#### [TASKS TO CARRY OUT]
(1) Using the English paragraph of the world economy article that begins "FIVE major risks threaten the world economy," list the five major risks it names.
(2) From the world economy article, copy word for word the passage running from "There is still" to "year by 2010.".

#### [TEXT EXTRACT]
世界経済には、現在、5つの重大リスクがある。

3つはアメリカに関するものである。ドル暴落につながる経常赤字の再急増、コントロール不可能な財政状況、貿易保護主義ムードの高まりである。残りの2つは、中国経済の過熱がハードランディングする危険性と、石油価格の急上昇だ。

The world economy

The risks ahead for the world economy



Fred Bergsten explains why policymakers need to act now in order to avert the danger of serious damage to the world economy

FIVE major risks threaten the world economy. Three centre on the United States: renewed sharp increases in the current-account deficit leading to a crash of the dollar; a budget profile that is out of control; and an outbreak of trade protectionism. A fourth relates to China, which faces a possible hard landing from its recent overheating. The fifth is that oil prices could rise to $60-70 per barrel even without a major political or terrorist disruption, and much higher with one.

Most of these risks reinforce each other. A further oil shock, a dollar collapse and a soaring American budget deficit would all generate much higher inflation and interest rates. A sharp dollar decline would increase the likelihood of further oil price rises. Larger budget deficits will produce larger American trade deficits, and thus more protectionism and dollar vulnerability. Realisation of any one of the five risks could substantially reduce world growth. If two or three, let alone all five, were to occur in combination then they would radically reverse the global outlook.

There is still time to head off each of these risks. Decisions made in America immediately after this year's elections will be pivotal. China, the new growth locomotive, is key to resolving the global trade imbalances and must play a central role in future. Action by a number of other countries will be essential to maintain global growth and to avoid deeper oil shocks and new trade restrictions.

The most alarming new prospect is another sharp deterioration in America's current-account deficit. It has already reached an annual rate of $600 billion, well above 5% of the economy. New projections by my colleague Catherine Mann (see chart 1) suggest it will now be rising again by a full percentage point of GDP per year, as actually occurred in 1997-2000. On such a trajectory, the deficit would exceed $1 trillion per year by 2010.

(Spatial annotation records)
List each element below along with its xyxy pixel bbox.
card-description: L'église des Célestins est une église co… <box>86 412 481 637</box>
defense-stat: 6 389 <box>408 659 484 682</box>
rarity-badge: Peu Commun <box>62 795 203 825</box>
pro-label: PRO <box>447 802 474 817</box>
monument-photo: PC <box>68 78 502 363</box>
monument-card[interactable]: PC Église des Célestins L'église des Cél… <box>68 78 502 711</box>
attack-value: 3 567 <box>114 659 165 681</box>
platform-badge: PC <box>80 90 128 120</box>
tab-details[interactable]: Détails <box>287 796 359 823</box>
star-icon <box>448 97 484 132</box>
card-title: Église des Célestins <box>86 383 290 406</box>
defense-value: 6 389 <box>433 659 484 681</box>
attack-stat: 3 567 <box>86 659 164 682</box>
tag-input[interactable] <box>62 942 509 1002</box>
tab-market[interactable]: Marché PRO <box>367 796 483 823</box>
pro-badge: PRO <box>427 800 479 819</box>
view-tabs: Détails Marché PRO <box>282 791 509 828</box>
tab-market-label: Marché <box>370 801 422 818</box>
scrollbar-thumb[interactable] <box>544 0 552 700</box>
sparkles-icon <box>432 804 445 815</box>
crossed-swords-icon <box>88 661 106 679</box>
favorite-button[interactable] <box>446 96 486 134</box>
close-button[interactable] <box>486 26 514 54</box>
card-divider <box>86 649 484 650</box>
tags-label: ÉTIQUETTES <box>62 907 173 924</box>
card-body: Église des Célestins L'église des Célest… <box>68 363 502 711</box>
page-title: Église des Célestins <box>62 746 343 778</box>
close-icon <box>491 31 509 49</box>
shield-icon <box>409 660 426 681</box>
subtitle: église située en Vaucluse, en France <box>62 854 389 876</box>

---

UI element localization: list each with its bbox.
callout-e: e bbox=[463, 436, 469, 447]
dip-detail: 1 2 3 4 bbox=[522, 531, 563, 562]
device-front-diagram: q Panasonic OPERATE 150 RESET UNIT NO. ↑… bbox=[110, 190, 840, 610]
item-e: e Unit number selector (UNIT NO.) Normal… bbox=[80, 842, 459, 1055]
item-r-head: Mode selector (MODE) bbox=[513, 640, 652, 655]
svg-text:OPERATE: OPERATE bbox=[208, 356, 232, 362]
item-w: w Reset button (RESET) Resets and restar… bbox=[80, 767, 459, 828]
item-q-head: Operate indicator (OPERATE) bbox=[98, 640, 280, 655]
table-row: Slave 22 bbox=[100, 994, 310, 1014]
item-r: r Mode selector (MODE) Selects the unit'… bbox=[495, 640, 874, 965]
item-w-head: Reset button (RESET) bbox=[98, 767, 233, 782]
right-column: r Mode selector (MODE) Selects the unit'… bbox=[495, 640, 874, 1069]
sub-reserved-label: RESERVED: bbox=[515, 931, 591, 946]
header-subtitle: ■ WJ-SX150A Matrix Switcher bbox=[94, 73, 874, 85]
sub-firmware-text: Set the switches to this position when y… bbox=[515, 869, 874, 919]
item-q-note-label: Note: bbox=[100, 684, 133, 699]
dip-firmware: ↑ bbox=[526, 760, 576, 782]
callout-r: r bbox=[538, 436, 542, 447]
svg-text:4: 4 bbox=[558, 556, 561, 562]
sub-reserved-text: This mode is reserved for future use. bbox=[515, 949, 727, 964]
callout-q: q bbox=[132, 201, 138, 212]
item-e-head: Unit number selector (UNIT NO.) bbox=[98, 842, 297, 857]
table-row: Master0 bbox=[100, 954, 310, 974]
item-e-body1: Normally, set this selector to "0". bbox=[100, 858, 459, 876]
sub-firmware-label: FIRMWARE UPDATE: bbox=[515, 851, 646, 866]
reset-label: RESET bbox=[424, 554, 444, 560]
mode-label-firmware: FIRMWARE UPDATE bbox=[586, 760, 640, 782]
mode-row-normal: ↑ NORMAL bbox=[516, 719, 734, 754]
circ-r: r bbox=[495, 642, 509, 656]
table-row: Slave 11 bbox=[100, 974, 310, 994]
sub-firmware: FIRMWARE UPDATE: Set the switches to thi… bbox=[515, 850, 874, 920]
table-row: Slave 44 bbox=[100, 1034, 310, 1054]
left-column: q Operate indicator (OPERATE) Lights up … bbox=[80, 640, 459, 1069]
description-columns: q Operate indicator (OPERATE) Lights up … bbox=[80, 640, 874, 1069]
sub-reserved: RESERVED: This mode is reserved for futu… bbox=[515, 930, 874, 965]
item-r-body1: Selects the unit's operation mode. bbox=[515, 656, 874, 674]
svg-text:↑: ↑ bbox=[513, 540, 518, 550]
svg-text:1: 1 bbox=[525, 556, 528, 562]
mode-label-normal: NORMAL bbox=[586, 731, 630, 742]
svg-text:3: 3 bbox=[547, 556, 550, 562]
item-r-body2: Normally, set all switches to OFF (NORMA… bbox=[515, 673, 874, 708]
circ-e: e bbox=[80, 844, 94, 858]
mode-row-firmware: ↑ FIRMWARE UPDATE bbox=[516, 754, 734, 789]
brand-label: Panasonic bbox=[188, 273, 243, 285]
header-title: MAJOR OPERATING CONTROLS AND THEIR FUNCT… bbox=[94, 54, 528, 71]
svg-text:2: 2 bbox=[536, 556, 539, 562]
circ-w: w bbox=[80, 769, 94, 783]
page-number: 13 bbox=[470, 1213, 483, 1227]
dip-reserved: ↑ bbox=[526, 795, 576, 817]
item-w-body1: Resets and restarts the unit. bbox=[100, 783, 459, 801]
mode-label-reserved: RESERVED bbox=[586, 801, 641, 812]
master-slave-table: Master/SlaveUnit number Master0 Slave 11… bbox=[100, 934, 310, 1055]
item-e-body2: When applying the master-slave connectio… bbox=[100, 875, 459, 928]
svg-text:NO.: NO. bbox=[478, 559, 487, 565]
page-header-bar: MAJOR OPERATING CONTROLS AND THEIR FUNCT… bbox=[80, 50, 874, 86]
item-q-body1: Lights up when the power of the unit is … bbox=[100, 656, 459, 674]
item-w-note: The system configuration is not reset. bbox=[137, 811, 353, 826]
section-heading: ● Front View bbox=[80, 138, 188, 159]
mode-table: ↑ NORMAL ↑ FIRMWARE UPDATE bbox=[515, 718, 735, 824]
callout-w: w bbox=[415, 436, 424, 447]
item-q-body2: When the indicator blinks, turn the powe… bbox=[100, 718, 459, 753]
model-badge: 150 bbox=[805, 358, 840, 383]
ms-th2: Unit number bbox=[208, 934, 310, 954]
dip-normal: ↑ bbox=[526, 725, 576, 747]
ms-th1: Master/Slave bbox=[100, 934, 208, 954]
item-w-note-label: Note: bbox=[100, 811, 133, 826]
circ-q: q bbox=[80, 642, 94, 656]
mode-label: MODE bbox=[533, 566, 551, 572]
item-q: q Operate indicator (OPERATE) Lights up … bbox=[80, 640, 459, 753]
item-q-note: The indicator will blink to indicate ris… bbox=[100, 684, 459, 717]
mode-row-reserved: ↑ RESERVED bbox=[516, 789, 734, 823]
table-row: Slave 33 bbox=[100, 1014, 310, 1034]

#### [ANSWERS PROVIDED]
(1)
1. Renewed sharp increases in the US current-account deficit leading to a crash of the dollar
2. A US budget profile that is out of control
3. An outbreak of trade protectionism
4. A possible hard landing in China from its recent overheating
5. Oil prices rising to $60-70 per barrel even without a major political or terrorist disruption, and much higher with one

(2)
There is still time to head off each of these risks. Decisions made in America immediately after this year's elections will be pivotal. China, the new growth locomotive, is key to resolving the global trade imbalances and must play a central role in future. Action by a number of other countries will be essential to maintain global growth and to avoid deeper oil shocks and new trade restrictions.

The most alarming new prospect is another sharp deterioration in America's current-account deficit. It has already reached an annual rate of $600 billion, well above 5% of the economy. New projections by my colleague Catherine Mann (see chart 1) suggest it will now be rising again by a full percentage point of GDP per year, as actually occurred in 1997-2000. On such a trajectory, the deficit would exceed $1 trillion per year by 2010.